[Given request]:
Check each line of the listing for the word "this" and give only the number of lines that have it.

+---+

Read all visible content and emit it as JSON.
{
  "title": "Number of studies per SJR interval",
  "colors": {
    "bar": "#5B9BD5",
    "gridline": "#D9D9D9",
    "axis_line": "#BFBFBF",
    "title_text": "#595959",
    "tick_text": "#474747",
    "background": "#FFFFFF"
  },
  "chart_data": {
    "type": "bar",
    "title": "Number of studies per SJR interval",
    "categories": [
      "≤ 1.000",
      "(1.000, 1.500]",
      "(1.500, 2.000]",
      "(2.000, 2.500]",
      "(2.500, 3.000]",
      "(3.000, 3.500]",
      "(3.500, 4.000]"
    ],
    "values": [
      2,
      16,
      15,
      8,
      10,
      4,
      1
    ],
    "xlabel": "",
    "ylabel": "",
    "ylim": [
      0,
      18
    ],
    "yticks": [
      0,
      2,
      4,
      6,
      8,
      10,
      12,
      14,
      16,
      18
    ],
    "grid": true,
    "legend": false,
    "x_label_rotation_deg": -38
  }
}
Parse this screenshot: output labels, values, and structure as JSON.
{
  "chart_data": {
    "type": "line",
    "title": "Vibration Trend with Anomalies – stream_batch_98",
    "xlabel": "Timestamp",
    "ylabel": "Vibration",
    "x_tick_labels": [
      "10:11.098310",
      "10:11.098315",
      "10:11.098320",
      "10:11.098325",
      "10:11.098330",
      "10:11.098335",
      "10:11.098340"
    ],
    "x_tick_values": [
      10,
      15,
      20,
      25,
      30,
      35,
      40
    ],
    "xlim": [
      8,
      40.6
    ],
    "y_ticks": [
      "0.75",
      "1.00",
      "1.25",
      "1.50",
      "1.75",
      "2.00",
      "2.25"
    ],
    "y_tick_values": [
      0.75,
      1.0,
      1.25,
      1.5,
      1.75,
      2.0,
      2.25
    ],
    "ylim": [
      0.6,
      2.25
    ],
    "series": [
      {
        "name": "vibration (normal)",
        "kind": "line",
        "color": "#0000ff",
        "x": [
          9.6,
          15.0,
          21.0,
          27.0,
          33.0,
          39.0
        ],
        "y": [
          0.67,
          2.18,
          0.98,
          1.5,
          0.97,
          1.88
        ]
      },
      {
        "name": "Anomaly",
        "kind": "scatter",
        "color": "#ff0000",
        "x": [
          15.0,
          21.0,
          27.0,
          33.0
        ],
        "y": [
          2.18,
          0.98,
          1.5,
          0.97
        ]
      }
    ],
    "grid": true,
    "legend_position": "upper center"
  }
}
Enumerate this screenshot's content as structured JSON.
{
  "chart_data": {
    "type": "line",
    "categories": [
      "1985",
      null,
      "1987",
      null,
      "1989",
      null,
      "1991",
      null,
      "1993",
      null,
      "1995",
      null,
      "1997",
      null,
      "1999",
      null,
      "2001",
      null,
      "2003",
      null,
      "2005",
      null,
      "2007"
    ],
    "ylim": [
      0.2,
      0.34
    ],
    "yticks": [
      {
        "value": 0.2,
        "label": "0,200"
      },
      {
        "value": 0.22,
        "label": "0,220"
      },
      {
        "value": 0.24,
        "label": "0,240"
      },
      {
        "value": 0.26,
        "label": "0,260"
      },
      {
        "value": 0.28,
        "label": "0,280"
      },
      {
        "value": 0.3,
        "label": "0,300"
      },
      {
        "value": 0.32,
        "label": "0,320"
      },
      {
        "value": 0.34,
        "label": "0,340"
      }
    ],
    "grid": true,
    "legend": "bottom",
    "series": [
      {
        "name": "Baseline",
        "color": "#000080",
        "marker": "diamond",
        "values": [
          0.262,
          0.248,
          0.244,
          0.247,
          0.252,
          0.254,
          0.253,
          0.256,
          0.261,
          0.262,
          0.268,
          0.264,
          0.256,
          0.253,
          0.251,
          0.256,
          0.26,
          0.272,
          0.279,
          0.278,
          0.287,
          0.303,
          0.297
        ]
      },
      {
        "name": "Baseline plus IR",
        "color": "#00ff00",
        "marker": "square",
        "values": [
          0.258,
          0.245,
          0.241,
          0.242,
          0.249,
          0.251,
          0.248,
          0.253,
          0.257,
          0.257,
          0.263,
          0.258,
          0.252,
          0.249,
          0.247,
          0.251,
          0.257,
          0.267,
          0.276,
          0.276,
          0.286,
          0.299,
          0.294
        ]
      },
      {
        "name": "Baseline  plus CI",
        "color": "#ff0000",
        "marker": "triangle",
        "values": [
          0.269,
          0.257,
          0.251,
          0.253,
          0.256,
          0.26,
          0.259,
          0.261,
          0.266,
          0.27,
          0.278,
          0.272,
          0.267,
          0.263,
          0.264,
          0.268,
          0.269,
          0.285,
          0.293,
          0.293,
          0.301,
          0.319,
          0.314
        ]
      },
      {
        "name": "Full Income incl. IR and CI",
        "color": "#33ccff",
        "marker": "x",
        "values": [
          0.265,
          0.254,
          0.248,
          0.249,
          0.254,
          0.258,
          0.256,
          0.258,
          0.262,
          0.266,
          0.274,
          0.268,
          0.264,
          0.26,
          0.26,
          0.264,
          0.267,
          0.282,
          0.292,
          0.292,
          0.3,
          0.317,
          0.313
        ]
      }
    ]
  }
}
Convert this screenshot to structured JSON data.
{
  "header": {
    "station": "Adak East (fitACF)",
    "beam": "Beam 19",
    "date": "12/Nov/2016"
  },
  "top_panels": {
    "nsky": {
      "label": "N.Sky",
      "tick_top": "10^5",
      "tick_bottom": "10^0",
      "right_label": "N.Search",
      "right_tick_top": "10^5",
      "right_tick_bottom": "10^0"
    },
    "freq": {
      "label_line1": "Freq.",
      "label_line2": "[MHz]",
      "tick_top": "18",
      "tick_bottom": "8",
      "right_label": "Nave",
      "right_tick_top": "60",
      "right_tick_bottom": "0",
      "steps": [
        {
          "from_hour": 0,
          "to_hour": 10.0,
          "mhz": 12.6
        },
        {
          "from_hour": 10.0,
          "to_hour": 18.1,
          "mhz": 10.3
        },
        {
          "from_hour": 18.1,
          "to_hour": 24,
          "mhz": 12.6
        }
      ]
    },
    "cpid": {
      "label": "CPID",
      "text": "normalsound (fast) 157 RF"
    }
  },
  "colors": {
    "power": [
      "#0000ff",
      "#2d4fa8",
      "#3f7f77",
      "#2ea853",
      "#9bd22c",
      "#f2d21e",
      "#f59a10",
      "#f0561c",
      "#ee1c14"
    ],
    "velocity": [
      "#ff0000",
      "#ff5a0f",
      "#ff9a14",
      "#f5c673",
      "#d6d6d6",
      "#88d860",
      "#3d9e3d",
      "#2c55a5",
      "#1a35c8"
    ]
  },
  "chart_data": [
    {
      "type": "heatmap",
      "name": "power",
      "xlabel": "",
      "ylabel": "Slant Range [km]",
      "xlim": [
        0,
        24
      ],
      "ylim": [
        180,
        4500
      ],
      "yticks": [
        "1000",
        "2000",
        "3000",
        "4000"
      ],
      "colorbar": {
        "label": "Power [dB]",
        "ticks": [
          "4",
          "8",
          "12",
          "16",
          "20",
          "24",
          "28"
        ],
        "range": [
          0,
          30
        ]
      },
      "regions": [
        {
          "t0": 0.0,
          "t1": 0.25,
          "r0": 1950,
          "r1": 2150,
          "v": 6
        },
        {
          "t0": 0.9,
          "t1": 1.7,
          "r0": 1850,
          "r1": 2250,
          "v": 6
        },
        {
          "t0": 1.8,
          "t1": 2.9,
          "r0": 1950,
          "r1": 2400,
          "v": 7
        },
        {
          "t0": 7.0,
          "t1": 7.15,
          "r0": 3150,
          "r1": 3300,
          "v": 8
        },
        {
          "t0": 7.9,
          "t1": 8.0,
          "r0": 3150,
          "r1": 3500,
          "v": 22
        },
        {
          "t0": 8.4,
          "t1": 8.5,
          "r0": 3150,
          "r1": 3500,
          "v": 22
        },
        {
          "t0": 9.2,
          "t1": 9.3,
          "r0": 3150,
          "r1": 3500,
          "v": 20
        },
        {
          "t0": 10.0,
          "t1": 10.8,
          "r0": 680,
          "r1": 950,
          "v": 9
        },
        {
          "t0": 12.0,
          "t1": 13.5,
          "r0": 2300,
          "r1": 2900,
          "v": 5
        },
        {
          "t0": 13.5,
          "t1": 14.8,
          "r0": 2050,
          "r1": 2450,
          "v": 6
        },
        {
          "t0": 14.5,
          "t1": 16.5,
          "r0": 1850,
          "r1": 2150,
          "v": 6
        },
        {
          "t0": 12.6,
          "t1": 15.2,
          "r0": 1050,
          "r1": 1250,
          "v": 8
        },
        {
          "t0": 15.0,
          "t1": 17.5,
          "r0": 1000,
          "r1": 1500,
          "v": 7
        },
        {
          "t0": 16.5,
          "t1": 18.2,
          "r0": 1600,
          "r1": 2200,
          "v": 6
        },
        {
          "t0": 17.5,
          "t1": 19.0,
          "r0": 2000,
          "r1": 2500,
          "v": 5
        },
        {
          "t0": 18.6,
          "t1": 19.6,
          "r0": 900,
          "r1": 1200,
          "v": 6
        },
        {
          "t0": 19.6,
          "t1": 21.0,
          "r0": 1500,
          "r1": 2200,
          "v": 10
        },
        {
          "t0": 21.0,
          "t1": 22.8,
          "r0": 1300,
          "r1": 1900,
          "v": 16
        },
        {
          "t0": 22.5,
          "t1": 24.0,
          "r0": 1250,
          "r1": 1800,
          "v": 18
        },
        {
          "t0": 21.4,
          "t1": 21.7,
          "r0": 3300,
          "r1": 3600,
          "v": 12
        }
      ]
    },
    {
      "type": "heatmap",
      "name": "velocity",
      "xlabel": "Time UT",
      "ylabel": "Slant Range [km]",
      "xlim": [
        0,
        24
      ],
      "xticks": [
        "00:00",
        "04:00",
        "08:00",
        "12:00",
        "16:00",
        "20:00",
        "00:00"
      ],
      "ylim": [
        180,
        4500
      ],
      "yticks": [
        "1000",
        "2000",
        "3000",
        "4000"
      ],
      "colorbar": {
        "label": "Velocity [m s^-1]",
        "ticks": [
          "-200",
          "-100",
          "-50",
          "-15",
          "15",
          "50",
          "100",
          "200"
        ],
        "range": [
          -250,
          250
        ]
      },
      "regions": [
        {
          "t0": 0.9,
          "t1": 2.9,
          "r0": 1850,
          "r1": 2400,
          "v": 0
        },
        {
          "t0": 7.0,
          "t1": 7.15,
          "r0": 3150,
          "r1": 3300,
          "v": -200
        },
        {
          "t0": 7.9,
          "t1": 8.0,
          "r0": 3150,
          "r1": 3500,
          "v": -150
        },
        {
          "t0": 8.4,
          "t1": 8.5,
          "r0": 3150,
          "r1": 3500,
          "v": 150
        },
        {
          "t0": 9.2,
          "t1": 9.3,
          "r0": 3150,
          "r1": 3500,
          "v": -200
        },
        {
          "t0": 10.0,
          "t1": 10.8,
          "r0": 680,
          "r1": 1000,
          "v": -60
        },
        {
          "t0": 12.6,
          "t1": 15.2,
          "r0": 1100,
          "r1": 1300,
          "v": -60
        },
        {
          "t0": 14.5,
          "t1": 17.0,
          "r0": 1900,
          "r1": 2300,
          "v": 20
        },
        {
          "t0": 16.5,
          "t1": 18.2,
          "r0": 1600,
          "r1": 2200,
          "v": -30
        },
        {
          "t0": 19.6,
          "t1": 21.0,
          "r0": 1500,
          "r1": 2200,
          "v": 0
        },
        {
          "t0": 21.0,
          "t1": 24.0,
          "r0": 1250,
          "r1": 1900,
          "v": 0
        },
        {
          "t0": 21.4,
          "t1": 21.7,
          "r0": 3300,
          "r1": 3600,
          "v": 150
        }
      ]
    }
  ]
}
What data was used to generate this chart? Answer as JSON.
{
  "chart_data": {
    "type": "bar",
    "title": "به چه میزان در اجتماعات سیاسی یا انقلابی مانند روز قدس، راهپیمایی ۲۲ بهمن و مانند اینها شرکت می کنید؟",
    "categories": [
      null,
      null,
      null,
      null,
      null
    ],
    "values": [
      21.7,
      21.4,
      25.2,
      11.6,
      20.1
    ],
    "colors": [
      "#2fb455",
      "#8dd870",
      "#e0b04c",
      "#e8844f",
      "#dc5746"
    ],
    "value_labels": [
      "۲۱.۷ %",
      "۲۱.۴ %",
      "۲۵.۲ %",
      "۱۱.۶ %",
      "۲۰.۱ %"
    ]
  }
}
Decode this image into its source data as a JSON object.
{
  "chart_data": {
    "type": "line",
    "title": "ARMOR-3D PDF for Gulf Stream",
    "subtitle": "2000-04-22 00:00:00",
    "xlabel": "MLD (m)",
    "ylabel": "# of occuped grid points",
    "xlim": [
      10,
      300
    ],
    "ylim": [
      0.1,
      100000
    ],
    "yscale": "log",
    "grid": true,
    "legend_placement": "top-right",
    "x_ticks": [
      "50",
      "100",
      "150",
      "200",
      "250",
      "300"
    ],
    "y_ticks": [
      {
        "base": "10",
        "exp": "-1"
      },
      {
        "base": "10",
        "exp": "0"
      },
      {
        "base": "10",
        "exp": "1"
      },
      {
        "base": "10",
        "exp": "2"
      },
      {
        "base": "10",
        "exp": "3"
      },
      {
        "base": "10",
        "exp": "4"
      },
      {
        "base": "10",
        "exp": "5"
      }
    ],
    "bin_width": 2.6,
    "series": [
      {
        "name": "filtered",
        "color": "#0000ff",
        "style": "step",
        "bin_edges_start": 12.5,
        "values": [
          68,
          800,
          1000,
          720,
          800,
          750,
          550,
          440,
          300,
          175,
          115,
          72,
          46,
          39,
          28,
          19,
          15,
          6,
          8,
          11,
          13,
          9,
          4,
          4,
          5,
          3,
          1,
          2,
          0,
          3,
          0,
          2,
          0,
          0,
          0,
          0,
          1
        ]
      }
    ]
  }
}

+---+

[Reply]:
5